━━━━━ DATA FOR THIS TASK

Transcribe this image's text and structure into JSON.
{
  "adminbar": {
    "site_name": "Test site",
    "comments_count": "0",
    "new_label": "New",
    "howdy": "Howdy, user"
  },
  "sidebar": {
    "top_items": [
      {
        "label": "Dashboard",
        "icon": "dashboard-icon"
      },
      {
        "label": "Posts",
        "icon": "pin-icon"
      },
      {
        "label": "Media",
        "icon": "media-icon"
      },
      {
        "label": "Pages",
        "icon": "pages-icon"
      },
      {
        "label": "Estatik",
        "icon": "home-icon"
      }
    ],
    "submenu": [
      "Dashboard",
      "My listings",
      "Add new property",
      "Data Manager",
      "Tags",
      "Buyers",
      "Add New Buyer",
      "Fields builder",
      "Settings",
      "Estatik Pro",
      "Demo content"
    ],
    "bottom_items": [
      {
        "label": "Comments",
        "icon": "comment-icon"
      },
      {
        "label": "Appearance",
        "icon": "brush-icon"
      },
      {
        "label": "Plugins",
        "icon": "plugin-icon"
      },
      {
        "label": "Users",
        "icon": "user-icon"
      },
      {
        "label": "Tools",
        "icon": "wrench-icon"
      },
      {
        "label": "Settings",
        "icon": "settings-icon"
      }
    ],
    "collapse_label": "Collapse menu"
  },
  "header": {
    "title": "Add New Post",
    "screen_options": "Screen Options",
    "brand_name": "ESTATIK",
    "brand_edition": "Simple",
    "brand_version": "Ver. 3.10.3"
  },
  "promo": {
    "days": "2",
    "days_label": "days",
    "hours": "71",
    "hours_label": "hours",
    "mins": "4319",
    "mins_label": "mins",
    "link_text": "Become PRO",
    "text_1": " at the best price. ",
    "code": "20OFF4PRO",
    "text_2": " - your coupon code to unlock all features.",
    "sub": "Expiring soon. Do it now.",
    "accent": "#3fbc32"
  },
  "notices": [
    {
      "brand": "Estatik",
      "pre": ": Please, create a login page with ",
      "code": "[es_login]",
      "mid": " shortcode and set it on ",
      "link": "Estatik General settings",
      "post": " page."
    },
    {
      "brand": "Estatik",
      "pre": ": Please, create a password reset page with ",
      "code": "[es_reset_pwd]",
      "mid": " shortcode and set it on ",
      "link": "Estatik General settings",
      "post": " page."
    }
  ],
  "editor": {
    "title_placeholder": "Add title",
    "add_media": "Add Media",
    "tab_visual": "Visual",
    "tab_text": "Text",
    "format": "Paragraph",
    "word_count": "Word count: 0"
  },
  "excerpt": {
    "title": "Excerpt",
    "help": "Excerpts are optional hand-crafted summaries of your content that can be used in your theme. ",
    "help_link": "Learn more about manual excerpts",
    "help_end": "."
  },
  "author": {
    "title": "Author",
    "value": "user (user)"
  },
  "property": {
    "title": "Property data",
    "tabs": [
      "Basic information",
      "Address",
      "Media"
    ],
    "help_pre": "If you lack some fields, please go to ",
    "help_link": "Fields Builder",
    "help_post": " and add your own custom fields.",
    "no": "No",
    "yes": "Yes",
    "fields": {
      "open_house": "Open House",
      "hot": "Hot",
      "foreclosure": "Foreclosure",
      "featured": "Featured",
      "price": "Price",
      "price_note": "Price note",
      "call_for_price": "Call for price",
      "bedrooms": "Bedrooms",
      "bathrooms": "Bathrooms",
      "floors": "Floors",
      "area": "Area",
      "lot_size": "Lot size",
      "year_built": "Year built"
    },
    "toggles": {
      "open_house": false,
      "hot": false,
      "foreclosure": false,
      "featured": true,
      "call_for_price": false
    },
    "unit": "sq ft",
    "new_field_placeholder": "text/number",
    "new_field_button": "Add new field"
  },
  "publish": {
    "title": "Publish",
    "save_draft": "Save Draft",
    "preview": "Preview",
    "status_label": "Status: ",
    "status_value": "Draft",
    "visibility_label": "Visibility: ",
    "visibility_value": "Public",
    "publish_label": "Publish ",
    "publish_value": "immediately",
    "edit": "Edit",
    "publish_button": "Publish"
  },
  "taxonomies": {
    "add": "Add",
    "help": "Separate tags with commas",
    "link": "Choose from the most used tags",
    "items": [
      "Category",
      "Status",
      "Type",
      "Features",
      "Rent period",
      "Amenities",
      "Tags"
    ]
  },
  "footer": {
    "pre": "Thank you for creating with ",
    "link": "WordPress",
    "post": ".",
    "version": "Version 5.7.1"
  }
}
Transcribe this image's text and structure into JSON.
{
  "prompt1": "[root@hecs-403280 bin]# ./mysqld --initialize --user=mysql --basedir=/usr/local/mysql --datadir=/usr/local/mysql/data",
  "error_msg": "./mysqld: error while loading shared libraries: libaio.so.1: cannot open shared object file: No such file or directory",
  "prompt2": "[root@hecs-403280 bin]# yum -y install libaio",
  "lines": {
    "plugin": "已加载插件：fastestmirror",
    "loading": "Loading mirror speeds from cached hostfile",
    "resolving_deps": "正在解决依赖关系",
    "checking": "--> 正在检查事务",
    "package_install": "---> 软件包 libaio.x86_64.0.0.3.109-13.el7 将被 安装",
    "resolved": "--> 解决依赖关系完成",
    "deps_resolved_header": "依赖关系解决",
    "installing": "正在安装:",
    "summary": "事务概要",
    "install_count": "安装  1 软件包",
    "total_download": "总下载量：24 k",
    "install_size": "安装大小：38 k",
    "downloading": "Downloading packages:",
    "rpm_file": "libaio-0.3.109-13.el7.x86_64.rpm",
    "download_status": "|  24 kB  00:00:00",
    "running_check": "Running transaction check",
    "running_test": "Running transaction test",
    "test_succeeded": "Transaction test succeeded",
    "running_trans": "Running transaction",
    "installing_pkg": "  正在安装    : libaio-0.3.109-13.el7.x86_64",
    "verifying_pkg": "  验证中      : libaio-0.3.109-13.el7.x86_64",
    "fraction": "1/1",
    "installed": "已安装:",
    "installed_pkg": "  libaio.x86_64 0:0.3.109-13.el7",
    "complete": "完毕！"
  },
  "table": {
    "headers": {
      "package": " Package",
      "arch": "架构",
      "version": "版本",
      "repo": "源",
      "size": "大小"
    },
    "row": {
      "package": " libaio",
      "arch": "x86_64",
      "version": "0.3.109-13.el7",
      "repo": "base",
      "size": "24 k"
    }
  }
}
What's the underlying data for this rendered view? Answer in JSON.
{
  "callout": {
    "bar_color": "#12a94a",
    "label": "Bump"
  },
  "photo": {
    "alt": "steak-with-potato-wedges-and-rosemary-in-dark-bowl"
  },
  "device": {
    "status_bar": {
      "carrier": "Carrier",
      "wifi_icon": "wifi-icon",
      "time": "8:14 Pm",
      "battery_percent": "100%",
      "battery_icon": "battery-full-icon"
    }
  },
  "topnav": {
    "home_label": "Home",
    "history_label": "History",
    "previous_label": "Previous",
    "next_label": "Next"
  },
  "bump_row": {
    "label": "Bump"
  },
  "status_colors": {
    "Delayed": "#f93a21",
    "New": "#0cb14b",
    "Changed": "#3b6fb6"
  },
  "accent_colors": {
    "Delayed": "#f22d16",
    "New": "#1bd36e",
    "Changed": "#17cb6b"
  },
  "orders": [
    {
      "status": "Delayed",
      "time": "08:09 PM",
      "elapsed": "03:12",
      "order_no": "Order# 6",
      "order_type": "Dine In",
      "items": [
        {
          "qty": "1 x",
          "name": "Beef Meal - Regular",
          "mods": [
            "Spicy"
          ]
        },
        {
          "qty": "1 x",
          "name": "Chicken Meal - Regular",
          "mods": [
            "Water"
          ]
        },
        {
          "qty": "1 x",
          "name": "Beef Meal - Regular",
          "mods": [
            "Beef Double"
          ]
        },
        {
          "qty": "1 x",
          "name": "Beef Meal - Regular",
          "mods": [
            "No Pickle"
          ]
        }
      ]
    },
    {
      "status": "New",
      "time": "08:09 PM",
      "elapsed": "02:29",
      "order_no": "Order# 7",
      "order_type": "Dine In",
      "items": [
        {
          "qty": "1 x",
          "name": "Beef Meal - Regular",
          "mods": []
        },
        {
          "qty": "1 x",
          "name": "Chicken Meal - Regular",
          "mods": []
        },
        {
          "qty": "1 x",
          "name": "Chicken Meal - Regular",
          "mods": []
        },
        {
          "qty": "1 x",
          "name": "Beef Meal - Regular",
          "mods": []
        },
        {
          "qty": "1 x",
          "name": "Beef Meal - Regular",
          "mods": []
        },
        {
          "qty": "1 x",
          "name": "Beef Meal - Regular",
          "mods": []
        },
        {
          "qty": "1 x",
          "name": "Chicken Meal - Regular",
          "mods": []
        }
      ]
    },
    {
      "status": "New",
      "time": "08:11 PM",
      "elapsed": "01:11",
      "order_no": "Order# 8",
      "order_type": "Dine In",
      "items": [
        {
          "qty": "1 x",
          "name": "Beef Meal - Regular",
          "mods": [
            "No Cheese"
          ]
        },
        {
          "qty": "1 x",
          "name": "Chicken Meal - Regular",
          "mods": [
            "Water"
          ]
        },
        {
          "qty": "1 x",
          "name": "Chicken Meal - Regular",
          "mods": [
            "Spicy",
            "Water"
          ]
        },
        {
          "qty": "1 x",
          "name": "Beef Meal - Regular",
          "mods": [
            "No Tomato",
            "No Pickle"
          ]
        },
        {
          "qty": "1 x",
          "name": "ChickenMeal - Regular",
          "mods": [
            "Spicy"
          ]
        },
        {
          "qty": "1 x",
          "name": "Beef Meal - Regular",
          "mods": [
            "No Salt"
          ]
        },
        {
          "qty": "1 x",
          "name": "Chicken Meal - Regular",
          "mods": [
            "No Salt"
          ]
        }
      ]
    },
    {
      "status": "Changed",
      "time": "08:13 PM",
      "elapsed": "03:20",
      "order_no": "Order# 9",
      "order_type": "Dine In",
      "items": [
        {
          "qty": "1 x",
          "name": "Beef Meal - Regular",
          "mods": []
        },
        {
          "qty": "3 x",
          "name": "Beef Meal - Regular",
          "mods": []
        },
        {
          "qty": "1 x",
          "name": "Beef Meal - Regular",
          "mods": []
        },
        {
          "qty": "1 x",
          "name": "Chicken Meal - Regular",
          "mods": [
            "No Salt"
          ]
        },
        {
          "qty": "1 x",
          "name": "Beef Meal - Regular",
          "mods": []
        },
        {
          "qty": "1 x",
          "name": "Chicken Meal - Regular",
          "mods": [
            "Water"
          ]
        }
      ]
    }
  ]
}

━━━━━━━━━━

● **PROBLEM TO SOLVE**
Only the number should be given: how many lines of the data contain the word "Delayed"?

● **CORRECT RESULT**
3